- Problem statement: Your answer should be a single number: the count of lines that include the word "border".

# Data start

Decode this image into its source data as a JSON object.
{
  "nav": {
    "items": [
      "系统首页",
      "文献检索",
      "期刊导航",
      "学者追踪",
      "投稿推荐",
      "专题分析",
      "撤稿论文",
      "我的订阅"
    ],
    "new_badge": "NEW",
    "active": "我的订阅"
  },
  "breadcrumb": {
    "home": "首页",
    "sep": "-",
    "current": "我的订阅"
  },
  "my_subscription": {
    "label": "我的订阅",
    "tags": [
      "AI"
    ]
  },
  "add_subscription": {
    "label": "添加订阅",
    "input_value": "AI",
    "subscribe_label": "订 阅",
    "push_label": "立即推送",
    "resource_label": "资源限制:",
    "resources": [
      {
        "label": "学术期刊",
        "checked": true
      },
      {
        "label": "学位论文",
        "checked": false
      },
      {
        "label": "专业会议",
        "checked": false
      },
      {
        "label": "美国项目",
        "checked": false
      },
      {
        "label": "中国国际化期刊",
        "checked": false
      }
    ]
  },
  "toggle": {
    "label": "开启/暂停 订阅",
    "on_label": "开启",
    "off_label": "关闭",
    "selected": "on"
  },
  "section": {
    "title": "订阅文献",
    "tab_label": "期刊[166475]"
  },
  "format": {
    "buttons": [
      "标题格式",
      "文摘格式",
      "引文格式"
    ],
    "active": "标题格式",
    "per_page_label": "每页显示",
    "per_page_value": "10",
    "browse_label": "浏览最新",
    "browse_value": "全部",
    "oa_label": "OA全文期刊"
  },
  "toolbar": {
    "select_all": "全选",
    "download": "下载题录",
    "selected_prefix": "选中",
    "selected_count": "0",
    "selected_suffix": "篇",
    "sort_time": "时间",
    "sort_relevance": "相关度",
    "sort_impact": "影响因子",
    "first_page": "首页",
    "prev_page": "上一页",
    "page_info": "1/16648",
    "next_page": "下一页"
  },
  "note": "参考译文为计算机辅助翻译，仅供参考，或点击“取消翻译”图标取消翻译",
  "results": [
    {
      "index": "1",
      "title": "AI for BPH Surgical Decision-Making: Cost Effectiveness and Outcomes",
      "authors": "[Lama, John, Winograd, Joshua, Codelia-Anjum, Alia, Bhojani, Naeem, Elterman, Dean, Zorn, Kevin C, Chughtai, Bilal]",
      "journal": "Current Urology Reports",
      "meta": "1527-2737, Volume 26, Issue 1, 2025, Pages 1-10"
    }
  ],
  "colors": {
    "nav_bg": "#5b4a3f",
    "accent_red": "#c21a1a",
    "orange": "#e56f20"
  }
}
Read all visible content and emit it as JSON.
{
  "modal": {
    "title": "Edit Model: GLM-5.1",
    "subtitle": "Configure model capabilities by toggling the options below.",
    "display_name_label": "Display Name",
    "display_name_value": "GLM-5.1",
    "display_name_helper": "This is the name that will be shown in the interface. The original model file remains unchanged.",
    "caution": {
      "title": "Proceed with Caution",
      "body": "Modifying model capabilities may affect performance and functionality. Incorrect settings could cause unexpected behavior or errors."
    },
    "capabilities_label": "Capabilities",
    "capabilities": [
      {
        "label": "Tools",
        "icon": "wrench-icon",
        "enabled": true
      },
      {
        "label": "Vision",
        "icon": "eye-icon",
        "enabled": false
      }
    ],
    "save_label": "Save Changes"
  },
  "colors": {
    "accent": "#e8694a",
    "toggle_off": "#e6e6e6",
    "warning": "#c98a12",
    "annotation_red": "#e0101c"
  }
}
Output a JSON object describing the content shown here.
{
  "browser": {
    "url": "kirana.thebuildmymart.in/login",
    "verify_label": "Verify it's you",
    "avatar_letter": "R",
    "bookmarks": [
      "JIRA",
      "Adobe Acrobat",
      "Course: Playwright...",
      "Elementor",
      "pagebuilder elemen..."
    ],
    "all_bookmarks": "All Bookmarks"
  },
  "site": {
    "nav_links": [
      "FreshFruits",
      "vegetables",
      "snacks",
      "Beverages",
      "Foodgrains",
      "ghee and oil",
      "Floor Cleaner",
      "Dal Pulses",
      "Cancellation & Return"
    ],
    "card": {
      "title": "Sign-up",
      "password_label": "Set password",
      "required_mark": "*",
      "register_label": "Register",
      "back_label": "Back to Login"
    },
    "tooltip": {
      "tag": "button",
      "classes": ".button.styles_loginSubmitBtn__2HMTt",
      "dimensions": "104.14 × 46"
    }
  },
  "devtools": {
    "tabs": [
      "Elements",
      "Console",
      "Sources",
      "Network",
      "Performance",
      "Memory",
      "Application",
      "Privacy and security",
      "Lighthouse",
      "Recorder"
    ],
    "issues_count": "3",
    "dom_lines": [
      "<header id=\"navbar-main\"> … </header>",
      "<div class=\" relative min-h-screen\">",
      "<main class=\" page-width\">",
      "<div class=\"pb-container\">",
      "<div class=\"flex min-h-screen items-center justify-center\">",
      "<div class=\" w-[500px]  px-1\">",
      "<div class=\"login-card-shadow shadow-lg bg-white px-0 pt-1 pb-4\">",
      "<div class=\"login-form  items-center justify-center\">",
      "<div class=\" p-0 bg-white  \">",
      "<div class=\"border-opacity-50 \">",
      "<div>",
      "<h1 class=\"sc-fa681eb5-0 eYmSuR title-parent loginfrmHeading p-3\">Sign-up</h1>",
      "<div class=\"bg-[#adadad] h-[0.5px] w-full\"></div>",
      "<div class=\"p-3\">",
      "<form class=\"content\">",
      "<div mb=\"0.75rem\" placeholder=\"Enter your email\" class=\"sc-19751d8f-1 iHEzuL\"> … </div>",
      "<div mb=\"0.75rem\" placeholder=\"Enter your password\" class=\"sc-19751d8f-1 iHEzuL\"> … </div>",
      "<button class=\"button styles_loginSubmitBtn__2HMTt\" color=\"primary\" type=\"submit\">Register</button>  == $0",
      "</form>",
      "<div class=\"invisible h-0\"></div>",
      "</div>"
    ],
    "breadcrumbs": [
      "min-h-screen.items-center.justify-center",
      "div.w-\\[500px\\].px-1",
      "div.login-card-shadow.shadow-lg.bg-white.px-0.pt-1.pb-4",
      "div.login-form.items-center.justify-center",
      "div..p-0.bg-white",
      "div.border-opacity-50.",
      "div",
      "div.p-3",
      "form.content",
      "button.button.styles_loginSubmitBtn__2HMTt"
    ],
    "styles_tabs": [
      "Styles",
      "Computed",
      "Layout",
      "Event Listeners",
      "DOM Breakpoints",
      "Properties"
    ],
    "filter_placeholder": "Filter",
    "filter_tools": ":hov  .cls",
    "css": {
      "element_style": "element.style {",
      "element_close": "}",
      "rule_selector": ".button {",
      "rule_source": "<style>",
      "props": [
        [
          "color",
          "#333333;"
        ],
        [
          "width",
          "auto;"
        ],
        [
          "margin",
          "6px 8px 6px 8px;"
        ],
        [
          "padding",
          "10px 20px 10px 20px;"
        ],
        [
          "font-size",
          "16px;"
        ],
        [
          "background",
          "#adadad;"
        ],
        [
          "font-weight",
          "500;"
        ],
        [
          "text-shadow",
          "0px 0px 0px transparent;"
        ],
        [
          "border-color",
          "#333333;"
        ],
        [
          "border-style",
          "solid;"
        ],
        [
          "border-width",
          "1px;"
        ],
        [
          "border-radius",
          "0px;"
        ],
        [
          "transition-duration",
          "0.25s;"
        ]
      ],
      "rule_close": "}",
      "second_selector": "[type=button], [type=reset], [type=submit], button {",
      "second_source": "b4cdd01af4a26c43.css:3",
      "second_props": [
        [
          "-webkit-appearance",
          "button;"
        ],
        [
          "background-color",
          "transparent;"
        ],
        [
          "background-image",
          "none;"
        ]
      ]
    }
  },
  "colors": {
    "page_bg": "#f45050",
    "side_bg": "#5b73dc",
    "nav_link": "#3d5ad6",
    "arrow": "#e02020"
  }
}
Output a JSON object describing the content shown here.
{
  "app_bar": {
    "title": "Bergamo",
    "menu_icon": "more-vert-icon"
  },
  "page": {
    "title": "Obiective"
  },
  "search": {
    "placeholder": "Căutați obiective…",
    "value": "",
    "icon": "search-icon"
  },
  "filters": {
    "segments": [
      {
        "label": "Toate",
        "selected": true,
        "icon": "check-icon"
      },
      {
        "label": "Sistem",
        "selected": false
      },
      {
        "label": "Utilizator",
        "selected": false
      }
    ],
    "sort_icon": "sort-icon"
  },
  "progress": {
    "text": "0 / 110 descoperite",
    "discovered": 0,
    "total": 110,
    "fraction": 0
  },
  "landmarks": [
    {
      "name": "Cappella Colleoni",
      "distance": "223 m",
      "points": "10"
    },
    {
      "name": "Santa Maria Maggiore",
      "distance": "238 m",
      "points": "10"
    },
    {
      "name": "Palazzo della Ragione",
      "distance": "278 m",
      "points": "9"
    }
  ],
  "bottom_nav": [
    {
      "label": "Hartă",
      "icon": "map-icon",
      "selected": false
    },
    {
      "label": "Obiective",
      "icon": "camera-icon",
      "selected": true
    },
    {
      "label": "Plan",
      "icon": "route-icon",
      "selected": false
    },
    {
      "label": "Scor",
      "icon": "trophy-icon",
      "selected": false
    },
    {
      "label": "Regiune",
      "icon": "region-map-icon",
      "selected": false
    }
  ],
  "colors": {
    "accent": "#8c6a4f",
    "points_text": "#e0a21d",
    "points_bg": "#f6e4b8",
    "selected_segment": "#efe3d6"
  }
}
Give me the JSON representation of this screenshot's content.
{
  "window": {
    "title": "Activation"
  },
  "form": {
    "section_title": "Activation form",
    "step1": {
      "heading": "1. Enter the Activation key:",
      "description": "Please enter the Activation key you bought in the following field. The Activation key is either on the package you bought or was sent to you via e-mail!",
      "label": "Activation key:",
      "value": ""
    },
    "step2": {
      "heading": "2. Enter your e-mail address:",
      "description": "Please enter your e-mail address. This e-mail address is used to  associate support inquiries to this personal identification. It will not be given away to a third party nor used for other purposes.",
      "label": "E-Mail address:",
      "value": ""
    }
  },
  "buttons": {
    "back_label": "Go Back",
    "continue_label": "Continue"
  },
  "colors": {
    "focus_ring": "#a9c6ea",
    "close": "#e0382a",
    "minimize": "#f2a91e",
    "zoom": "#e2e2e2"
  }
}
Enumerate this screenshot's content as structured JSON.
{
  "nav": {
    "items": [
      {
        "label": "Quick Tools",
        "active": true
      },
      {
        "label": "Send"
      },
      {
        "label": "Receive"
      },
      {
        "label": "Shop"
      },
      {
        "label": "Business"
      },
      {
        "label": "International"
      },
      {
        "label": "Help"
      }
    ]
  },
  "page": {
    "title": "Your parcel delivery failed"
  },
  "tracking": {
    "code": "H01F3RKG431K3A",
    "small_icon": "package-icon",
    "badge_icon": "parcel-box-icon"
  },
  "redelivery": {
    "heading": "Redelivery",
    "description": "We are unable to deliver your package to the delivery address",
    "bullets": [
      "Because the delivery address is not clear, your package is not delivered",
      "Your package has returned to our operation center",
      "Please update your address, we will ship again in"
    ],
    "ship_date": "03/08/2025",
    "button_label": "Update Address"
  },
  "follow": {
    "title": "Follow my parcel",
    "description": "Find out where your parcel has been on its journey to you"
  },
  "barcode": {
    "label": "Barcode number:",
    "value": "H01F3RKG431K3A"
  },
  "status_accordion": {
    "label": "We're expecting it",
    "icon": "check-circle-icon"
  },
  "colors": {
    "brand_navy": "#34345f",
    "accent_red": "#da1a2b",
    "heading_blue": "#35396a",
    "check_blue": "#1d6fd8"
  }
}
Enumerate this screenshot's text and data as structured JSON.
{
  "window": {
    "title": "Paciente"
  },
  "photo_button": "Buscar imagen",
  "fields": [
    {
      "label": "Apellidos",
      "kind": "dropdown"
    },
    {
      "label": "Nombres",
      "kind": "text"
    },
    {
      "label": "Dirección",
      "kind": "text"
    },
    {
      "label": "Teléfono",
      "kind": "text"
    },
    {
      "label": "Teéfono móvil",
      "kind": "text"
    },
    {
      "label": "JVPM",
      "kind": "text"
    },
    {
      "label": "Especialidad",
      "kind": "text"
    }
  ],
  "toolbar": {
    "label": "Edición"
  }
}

# Data end

- Full response: 6